__Task requirements__: Each line that holds the word "JSON" should be returned.
═══
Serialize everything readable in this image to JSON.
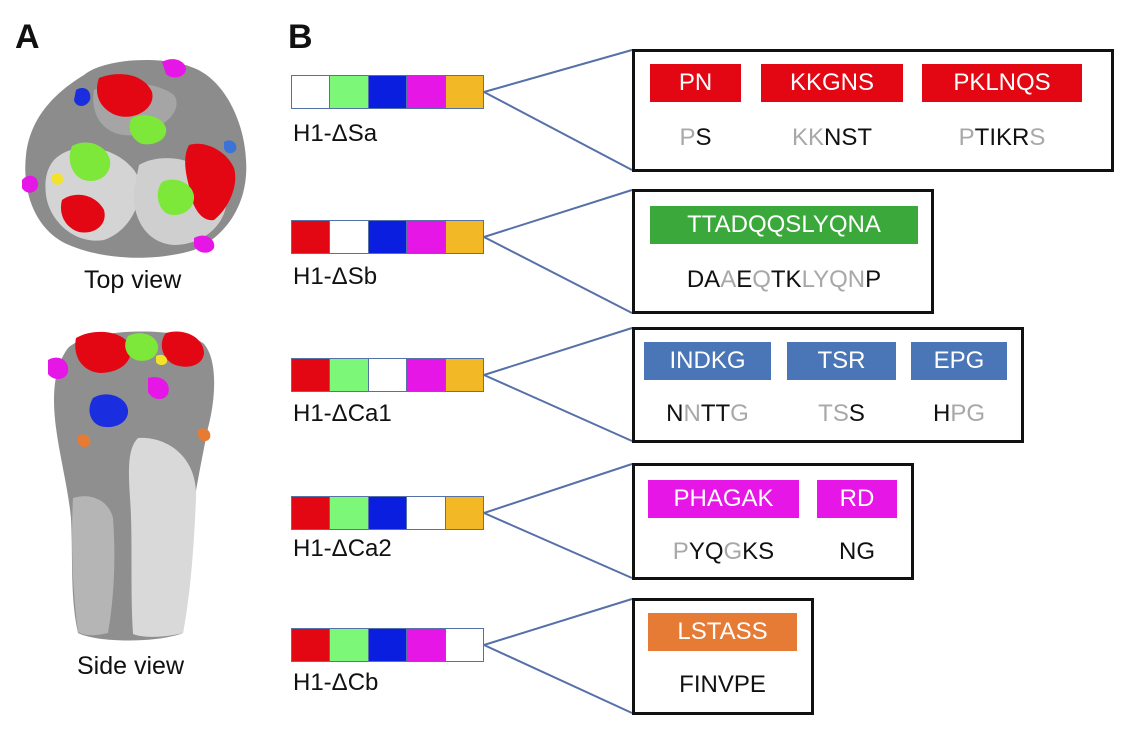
{
  "panels": {
    "a": "A",
    "b": "B"
  },
  "views": {
    "top": "Top view",
    "side": "Side view"
  },
  "colors": {
    "Sa": "#e30613",
    "Sb": "#3aa83a",
    "Ca1": "#4a76b8",
    "Ca2": "#e617e6",
    "Cb": "#e57b35",
    "bar_sa": "#e30613",
    "bar_sb": "#7cf777",
    "bar_ca1": "#0a1ee0",
    "bar_ca2": "#e617e6",
    "bar_cb": "#f2b826",
    "line": "#5670a8",
    "mutated_gray": "#a8a8a8"
  },
  "constructs": [
    {
      "label": "H1-ΔSa",
      "bar": [
        "white",
        "bar_sb",
        "bar_ca1",
        "bar_ca2",
        "bar_cb"
      ],
      "tags": [
        "PN",
        "KKGNS",
        "PKLNQS"
      ],
      "tag_color": "Sa",
      "seqs": [
        [
          [
            "m",
            "P"
          ],
          [
            "k",
            "S"
          ]
        ],
        [
          [
            "m",
            "KK"
          ],
          [
            "k",
            "NST"
          ]
        ],
        [
          [
            "m",
            "P"
          ],
          [
            "k",
            "TIKR"
          ],
          [
            "m",
            "S"
          ]
        ]
      ]
    },
    {
      "label": "H1-ΔSb",
      "bar": [
        "bar_sa",
        "white",
        "bar_ca1",
        "bar_ca2",
        "bar_cb"
      ],
      "tags": [
        "TTADQQSLYQNA"
      ],
      "tag_color": "Sb",
      "seqs": [
        [
          [
            "k",
            "DA"
          ],
          [
            "m",
            "A"
          ],
          [
            "k",
            "E"
          ],
          [
            "m",
            "Q"
          ],
          [
            "k",
            "TK"
          ],
          [
            "m",
            "LYQN"
          ],
          [
            "k",
            "P"
          ]
        ]
      ]
    },
    {
      "label": "H1-ΔCa1",
      "bar": [
        "bar_sa",
        "bar_sb",
        "white",
        "bar_ca2",
        "bar_cb"
      ],
      "tags": [
        "INDKG",
        "TSR",
        "EPG"
      ],
      "tag_color": "Ca1",
      "seqs": [
        [
          [
            "k",
            "N"
          ],
          [
            "m",
            "N"
          ],
          [
            "k",
            "TT"
          ],
          [
            "m",
            "G"
          ]
        ],
        [
          [
            "m",
            "TS"
          ],
          [
            "k",
            "S"
          ]
        ],
        [
          [
            "k",
            "H"
          ],
          [
            "m",
            "PG"
          ]
        ]
      ]
    },
    {
      "label": "H1-ΔCa2",
      "bar": [
        "bar_sa",
        "bar_sb",
        "bar_ca1",
        "white",
        "bar_cb"
      ],
      "tags": [
        "PHAGAK",
        "RD"
      ],
      "tag_color": "Ca2",
      "seqs": [
        [
          [
            "m",
            "P"
          ],
          [
            "k",
            "YQ"
          ],
          [
            "m",
            "G"
          ],
          [
            "k",
            "KS"
          ]
        ],
        [
          [
            "k",
            "NG"
          ]
        ]
      ]
    },
    {
      "label": "H1-ΔCb",
      "bar": [
        "bar_sa",
        "bar_sb",
        "bar_ca1",
        "bar_ca2",
        "white"
      ],
      "tags": [
        "LSTASS"
      ],
      "tag_color": "Cb",
      "seqs": [
        [
          [
            "k",
            "FINVPE"
          ]
        ]
      ]
    }
  ]
}
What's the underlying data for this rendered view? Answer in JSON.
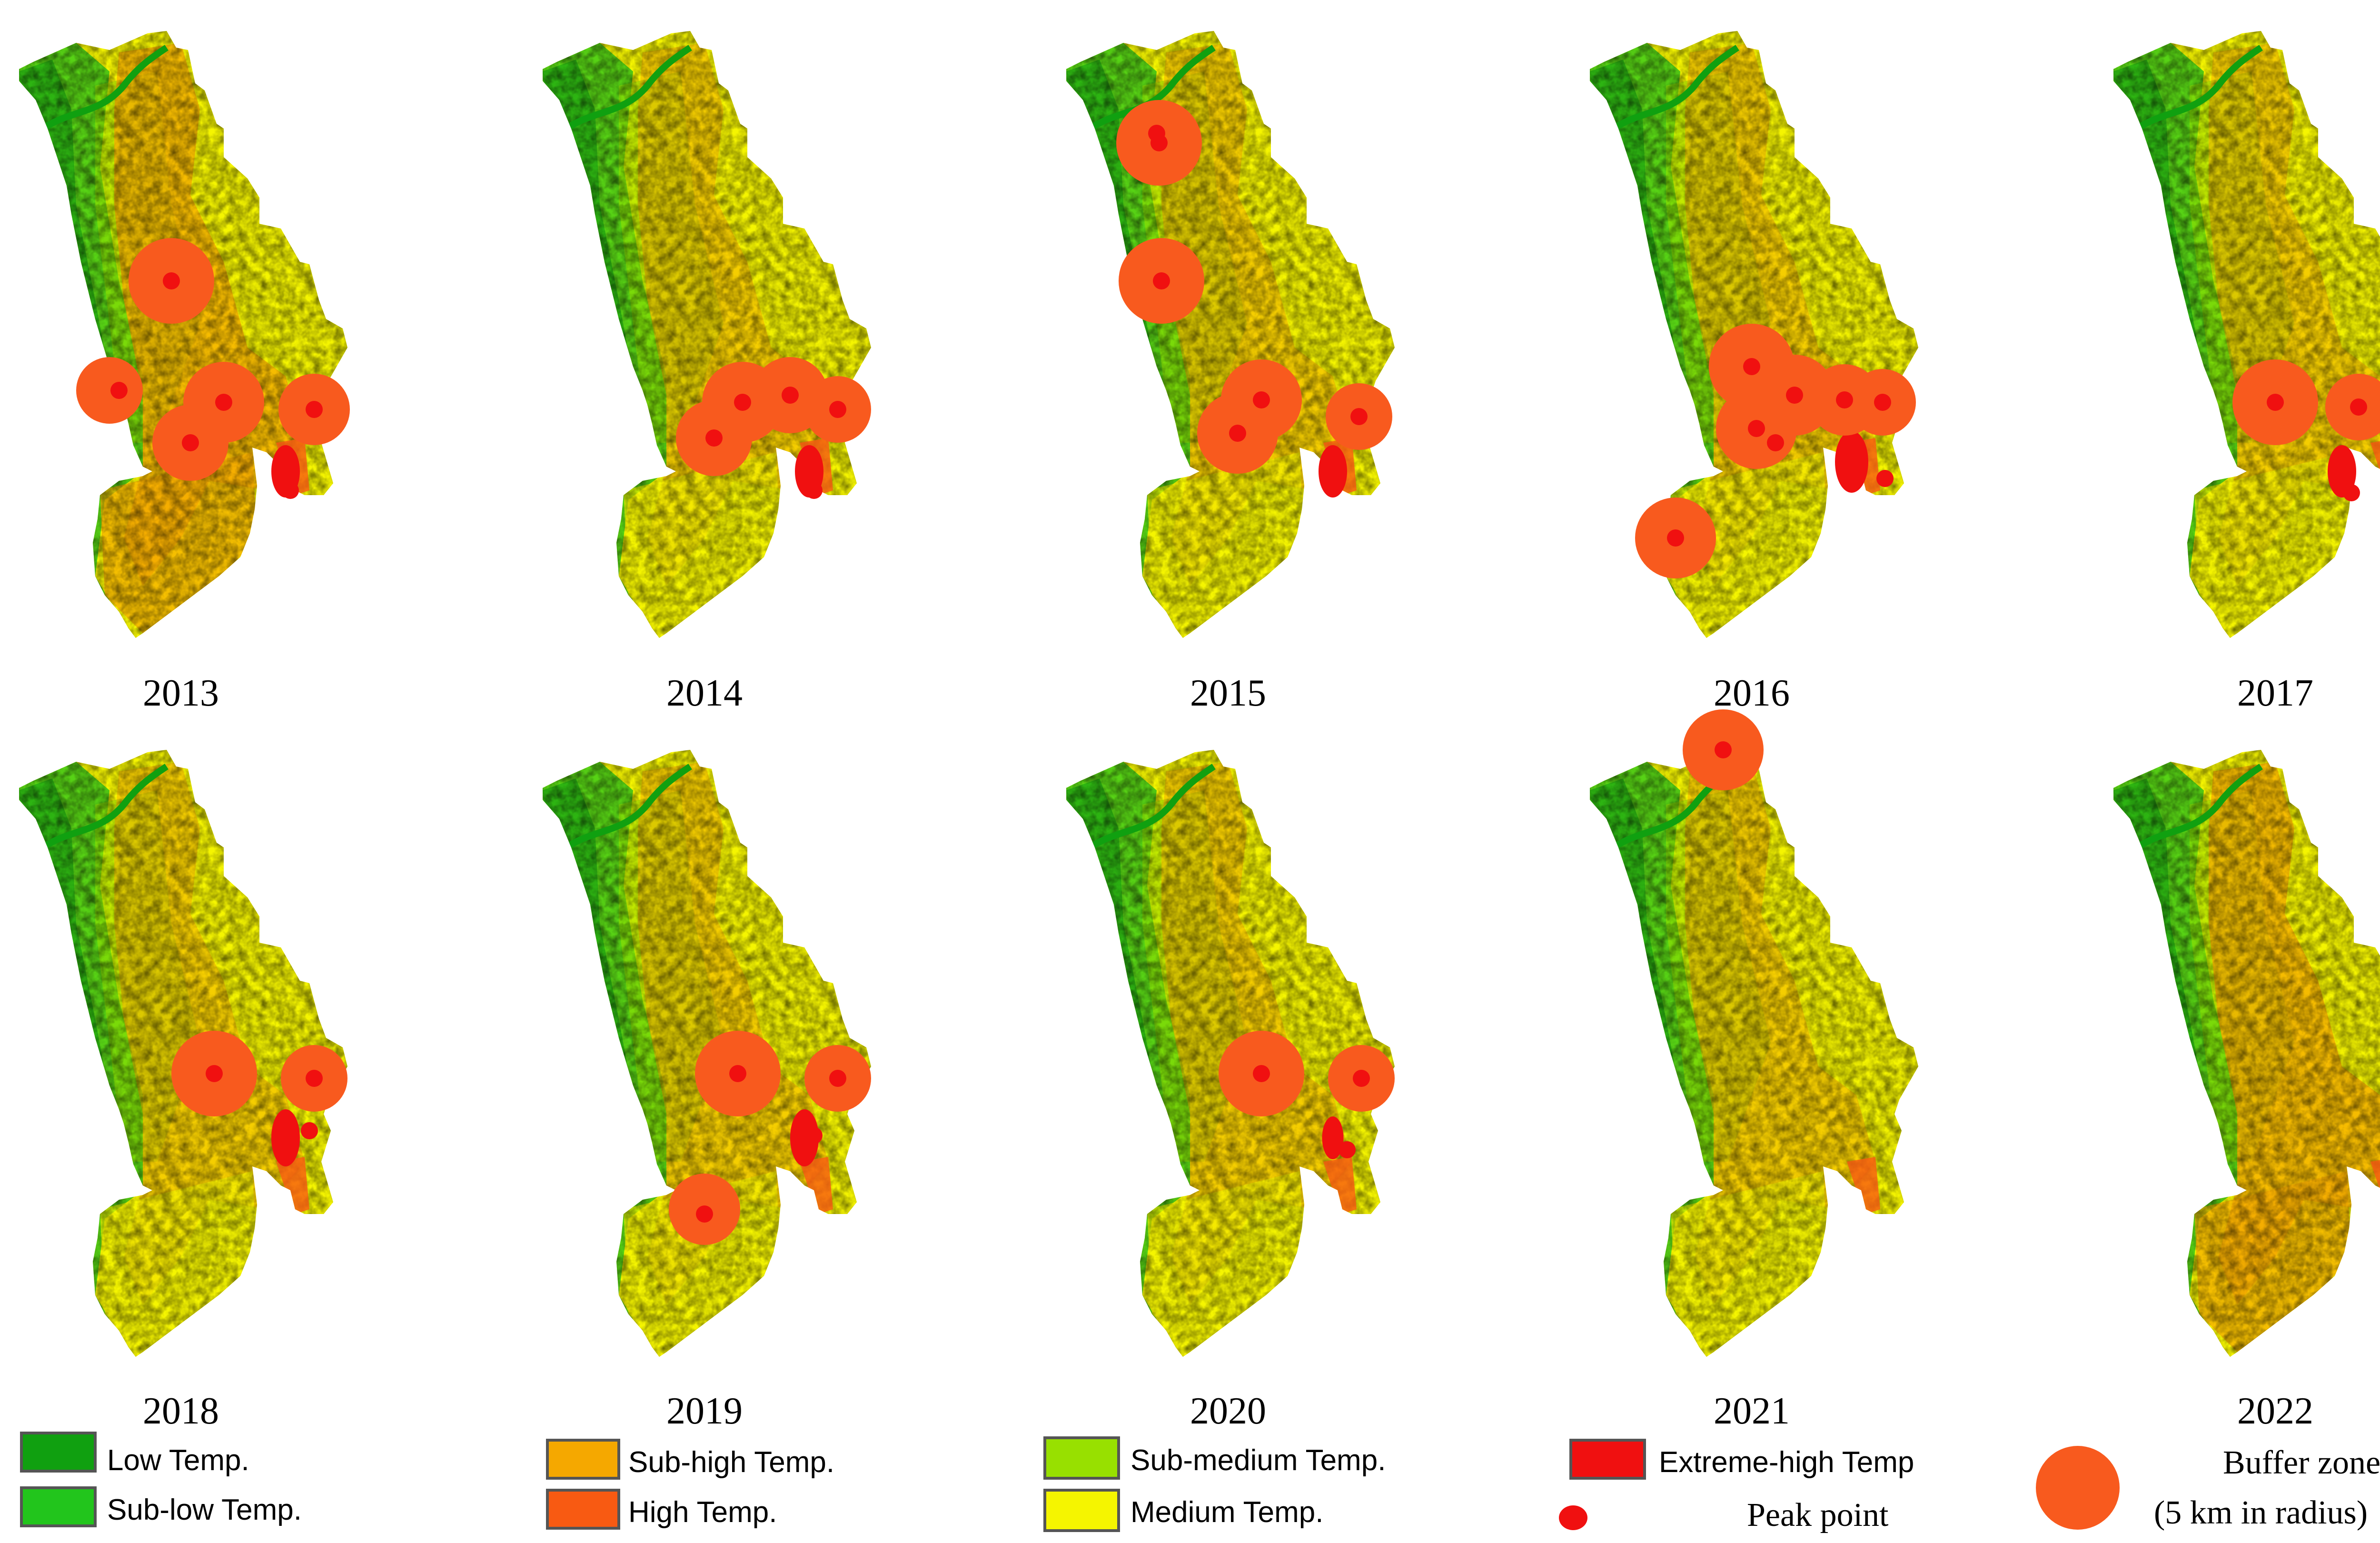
{
  "colors": {
    "low": "#10a010",
    "sub_low": "#22c51c",
    "sub_medium": "#98e000",
    "medium": "#f5f500",
    "sub_high": "#f5a800",
    "high": "#f85a12",
    "extreme_high": "#f01010",
    "buffer": "#f85a1e",
    "peak": "#f01010"
  },
  "maps": [
    {
      "year": "2013",
      "buffers": [
        [
          5,
          55
        ],
        [
          6,
          47
        ],
        [
          5,
          40
        ],
        [
          6,
          27
        ],
        [
          7,
          11
        ]
      ],
      "peaks": [
        [
          5,
          55
        ],
        [
          6,
          47
        ],
        [
          5,
          40
        ],
        [
          6,
          27
        ],
        [
          7,
          11
        ],
        [
          4,
          66
        ]
      ],
      "extremes": [
        [
          7,
          5
        ],
        [
          6,
          19
        ]
      ]
    },
    {
      "year": "2014",
      "buffers": [
        [
          5,
          47
        ],
        [
          6,
          37
        ],
        [
          5,
          30
        ],
        [
          6,
          17
        ],
        [
          7,
          5
        ]
      ],
      "peaks": [
        [
          5,
          47
        ],
        [
          6,
          37
        ],
        [
          5,
          30
        ],
        [
          6,
          17
        ],
        [
          7,
          5
        ],
        [
          6,
          19
        ]
      ],
      "extremes": [
        [
          7,
          5
        ],
        [
          6,
          19
        ]
      ]
    },
    {
      "year": "2015",
      "buffers": [
        [
          8,
          72
        ],
        [
          6,
          59
        ],
        [
          5,
          47
        ],
        [
          6,
          37
        ],
        [
          7,
          11
        ]
      ],
      "peaks": [
        [
          8,
          72
        ],
        [
          9,
          71
        ],
        [
          6,
          59
        ],
        [
          5,
          47
        ],
        [
          6,
          37
        ],
        [
          7,
          11
        ]
      ],
      "extremes": [
        [
          7,
          5
        ],
        [
          6,
          19
        ]
      ]
    },
    {
      "year": "2016",
      "buffers": [
        [
          5,
          47
        ],
        [
          6,
          37
        ],
        [
          5,
          47
        ],
        [
          6,
          37
        ],
        [
          6,
          19
        ],
        [
          7,
          11
        ],
        [
          7,
          5
        ],
        [
          5,
          30
        ]
      ],
      "peaks": [
        [
          5,
          47
        ],
        [
          6,
          37
        ],
        [
          5,
          47
        ],
        [
          6,
          37
        ],
        [
          6,
          19
        ],
        [
          7,
          11
        ],
        [
          7,
          5
        ],
        [
          5,
          30
        ]
      ],
      "extremes": [
        [
          7,
          5
        ],
        [
          6,
          19
        ]
      ]
    },
    {
      "year": "2017",
      "buffers": [
        [
          6,
          37
        ],
        [
          6,
          19
        ]
      ],
      "peaks": [
        [
          6,
          37
        ],
        [
          6,
          19
        ],
        [
          6,
          19
        ]
      ],
      "extremes": [
        [
          6,
          19
        ]
      ]
    },
    {
      "year": "2018",
      "buffers": [
        [
          5,
          47
        ],
        [
          6,
          37
        ]
      ],
      "peaks": [
        [
          5,
          47
        ],
        [
          6,
          37
        ],
        [
          6,
          19
        ]
      ],
      "extremes": [
        [
          7,
          5
        ],
        [
          6,
          19
        ]
      ]
    },
    {
      "year": "2019",
      "buffers": [
        [
          5,
          47
        ],
        [
          6,
          37
        ],
        [
          5,
          30
        ]
      ],
      "peaks": [
        [
          5,
          47
        ],
        [
          6,
          37
        ],
        [
          6,
          19
        ],
        [
          5,
          30
        ]
      ],
      "extremes": [
        [
          7,
          5
        ],
        [
          6,
          19
        ]
      ]
    },
    {
      "year": "2020",
      "buffers": [
        [
          5,
          47
        ],
        [
          6,
          37
        ]
      ],
      "peaks": [
        [
          5,
          47
        ],
        [
          6,
          37
        ],
        [
          6,
          19
        ]
      ],
      "extremes": [
        [
          6,
          19
        ]
      ]
    },
    {
      "year": "2021",
      "buffers": [
        [
          7,
          5
        ]
      ],
      "peaks": [
        [
          7,
          5
        ]
      ],
      "extremes": []
    },
    {
      "year": "2022",
      "buffers": [],
      "peaks": [],
      "extremes": []
    }
  ],
  "legend": {
    "low": "Low Temp.",
    "sub_low": "Sub-low Temp.",
    "sub_high": "Sub-high Temp.",
    "high": "High Temp.",
    "sub_medium": "Sub-medium Temp.",
    "medium": "Medium Temp.",
    "extreme_high": "Extreme-high Temp",
    "peak_point": "Peak point",
    "buffer_zone": "Buffer zone",
    "buffer_radius": "(5 km in radius)"
  }
}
═══
__Written response__:
Serialize everything readable in this image to JSON.
What's the underlying data for this rendered view? Answer in JSON.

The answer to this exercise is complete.